## Description of the task
Look through the data for the string "image". Copy every line where it is found.

┄┄┄┄┄┄┄┄┄┄

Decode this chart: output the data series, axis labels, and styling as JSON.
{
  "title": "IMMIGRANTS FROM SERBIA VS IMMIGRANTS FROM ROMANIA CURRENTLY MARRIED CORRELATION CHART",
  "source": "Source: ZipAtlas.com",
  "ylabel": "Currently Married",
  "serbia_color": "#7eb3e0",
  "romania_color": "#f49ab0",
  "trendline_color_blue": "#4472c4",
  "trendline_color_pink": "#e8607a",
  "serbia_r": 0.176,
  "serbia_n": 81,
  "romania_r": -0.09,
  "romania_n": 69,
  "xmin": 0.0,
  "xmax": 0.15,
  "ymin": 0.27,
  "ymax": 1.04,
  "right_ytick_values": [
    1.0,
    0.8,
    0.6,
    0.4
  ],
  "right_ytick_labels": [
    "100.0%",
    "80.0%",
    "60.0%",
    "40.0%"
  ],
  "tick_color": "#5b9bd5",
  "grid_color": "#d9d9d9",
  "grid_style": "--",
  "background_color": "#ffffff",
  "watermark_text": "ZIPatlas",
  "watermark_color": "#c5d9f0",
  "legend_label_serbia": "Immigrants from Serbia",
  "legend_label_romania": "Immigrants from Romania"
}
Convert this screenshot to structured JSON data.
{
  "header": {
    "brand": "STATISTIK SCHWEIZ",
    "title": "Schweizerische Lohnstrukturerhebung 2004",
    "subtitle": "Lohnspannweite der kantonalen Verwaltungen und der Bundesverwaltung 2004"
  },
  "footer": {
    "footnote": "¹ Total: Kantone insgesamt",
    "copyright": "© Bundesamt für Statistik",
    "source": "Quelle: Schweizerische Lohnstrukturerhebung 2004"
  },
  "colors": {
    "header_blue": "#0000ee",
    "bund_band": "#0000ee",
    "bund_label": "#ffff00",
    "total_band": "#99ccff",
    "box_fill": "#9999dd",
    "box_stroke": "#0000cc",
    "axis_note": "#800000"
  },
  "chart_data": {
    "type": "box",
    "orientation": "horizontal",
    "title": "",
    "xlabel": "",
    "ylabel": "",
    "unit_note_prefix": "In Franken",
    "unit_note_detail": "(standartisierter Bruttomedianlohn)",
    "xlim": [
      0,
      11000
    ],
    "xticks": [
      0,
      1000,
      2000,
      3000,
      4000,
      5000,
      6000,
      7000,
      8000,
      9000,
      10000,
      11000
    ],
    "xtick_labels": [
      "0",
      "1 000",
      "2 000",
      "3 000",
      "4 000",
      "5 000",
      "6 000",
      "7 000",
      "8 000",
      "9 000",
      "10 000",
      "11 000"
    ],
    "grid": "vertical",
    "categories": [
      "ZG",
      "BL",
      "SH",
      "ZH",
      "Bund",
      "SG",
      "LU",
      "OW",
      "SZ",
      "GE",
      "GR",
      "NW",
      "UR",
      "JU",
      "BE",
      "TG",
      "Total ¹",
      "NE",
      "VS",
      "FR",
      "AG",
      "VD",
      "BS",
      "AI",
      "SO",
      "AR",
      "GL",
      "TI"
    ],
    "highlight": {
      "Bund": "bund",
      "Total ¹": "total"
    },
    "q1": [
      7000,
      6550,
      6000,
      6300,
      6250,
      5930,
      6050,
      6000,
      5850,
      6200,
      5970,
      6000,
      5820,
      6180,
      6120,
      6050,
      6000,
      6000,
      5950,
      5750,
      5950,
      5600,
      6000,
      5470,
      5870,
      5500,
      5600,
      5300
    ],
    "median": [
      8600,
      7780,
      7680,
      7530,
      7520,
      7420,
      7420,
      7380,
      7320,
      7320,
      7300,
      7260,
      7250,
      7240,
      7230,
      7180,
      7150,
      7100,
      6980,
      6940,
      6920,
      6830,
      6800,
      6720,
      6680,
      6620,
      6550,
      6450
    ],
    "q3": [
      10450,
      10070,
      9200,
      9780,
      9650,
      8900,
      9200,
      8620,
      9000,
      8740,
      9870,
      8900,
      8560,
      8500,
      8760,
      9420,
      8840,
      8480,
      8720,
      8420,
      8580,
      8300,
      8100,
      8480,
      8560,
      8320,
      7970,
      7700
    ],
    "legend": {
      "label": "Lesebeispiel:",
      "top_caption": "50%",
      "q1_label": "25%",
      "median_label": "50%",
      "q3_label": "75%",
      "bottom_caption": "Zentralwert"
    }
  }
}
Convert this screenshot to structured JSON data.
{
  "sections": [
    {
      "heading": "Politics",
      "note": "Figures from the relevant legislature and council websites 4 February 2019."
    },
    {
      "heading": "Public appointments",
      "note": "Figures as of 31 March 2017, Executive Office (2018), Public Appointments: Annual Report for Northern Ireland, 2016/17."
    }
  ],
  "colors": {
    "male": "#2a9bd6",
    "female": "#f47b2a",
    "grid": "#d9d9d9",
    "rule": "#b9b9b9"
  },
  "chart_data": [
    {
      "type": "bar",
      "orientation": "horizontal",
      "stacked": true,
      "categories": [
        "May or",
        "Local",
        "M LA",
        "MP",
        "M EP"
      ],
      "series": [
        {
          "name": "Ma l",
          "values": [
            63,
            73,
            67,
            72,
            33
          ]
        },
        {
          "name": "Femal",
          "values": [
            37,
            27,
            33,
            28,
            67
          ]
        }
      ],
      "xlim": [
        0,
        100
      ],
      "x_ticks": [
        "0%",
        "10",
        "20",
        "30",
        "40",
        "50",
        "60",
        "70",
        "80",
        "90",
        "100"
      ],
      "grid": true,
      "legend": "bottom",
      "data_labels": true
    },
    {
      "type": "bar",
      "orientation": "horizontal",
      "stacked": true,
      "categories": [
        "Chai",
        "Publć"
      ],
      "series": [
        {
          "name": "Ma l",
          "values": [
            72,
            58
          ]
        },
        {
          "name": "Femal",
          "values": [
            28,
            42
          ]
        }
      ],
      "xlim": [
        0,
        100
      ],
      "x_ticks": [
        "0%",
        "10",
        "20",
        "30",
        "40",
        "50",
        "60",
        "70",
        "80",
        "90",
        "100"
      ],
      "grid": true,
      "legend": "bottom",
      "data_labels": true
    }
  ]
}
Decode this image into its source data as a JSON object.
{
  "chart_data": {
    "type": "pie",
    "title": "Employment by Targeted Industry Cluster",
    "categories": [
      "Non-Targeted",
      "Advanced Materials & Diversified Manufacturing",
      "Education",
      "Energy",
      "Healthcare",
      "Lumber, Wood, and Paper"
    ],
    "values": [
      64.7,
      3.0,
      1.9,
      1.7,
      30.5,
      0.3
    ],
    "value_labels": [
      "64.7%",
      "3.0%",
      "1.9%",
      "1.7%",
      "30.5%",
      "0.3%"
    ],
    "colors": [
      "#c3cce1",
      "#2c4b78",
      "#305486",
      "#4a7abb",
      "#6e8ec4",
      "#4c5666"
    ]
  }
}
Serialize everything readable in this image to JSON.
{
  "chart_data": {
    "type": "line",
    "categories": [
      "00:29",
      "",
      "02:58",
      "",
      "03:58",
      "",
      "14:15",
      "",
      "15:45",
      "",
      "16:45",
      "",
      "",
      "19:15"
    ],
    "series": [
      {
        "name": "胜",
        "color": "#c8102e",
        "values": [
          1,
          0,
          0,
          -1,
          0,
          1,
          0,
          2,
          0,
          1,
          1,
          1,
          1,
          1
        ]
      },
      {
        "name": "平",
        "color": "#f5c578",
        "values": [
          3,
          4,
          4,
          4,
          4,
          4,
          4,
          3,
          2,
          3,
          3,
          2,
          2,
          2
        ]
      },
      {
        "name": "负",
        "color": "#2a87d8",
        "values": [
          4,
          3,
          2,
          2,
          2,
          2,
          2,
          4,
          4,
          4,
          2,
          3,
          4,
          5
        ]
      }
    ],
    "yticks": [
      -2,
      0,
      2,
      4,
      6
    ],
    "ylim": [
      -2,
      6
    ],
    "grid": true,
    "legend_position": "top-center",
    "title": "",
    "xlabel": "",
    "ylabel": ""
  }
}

┄┄┄┄┄┄┄┄┄┄

## Solved problem
Decode this image into its source data as a JSON object.
Serialize everything readable in this image to JSON.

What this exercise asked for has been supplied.